> **Short problem**
Write the data out again, character for character, with no images.

[Dataset items]
---+---

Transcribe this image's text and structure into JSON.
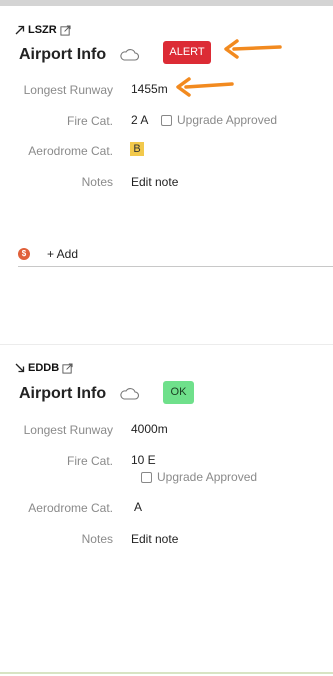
{
  "panels": [
    {
      "code": "LSZR",
      "direction_icon": "arrow-up-right-icon",
      "title": "Airport Info",
      "status": "ALERT",
      "status_color": "#dc2b35",
      "longest_runway_label": "Longest Runway",
      "longest_runway": "1455m",
      "fire_cat_label": "Fire Cat.",
      "fire_cat": "2 A",
      "upgrade_label": "Upgrade Approved",
      "upgrade_checked": false,
      "aerodrome_cat_label": "Aerodrome Cat.",
      "aerodrome_cat": "B",
      "aerodrome_cat_highlight": "#f2c94c",
      "notes_label": "Notes",
      "notes_value": "Edit note",
      "add_label": "+ Add"
    },
    {
      "code": "EDDB",
      "direction_icon": "arrow-down-right-icon",
      "title": "Airport Info",
      "status": "OK",
      "status_color": "#6fe08b",
      "longest_runway_label": "Longest Runway",
      "longest_runway": "4000m",
      "fire_cat_label": "Fire Cat.",
      "fire_cat": "10 E",
      "upgrade_label": "Upgrade Approved",
      "upgrade_checked": false,
      "aerodrome_cat_label": "Aerodrome Cat.",
      "aerodrome_cat": "A",
      "notes_label": "Notes",
      "notes_value": "Edit note"
    }
  ],
  "annotation_color": "#f28a1f"
}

---+---

> **Answer for the task**
Transcribe this image's text and structure into JSON.
{
  "panels": [
    {
      "code": "LSZR",
      "direction_icon": "arrow-up-right-icon",
      "title": "Airport Info",
      "status": "ALERT",
      "status_color": "#dc2b35",
      "longest_runway_label": "Longest Runway",
      "longest_runway": "1455m",
      "fire_cat_label": "Fire Cat.",
      "fire_cat": "2 A",
      "upgrade_label": "Upgrade Approved",
      "upgrade_checked": false,
      "aerodrome_cat_label": "Aerodrome Cat.",
      "aerodrome_cat": "B",
      "aerodrome_cat_highlight": "#f2c94c",
      "notes_label": "Notes",
      "notes_value": "Edit note",
      "add_label": "+ Add"
    },
    {
      "code": "EDDB",
      "direction_icon": "arrow-down-right-icon",
      "title": "Airport Info",
      "status": "OK",
      "status_color": "#6fe08b",
      "longest_runway_label": "Longest Runway",
      "longest_runway": "4000m",
      "fire_cat_label": "Fire Cat.",
      "fire_cat": "10 E",
      "upgrade_label": "Upgrade Approved",
      "upgrade_checked": false,
      "aerodrome_cat_label": "Aerodrome Cat.",
      "aerodrome_cat": "A",
      "notes_label": "Notes",
      "notes_value": "Edit note"
    }
  ],
  "annotation_color": "#f28a1f"
}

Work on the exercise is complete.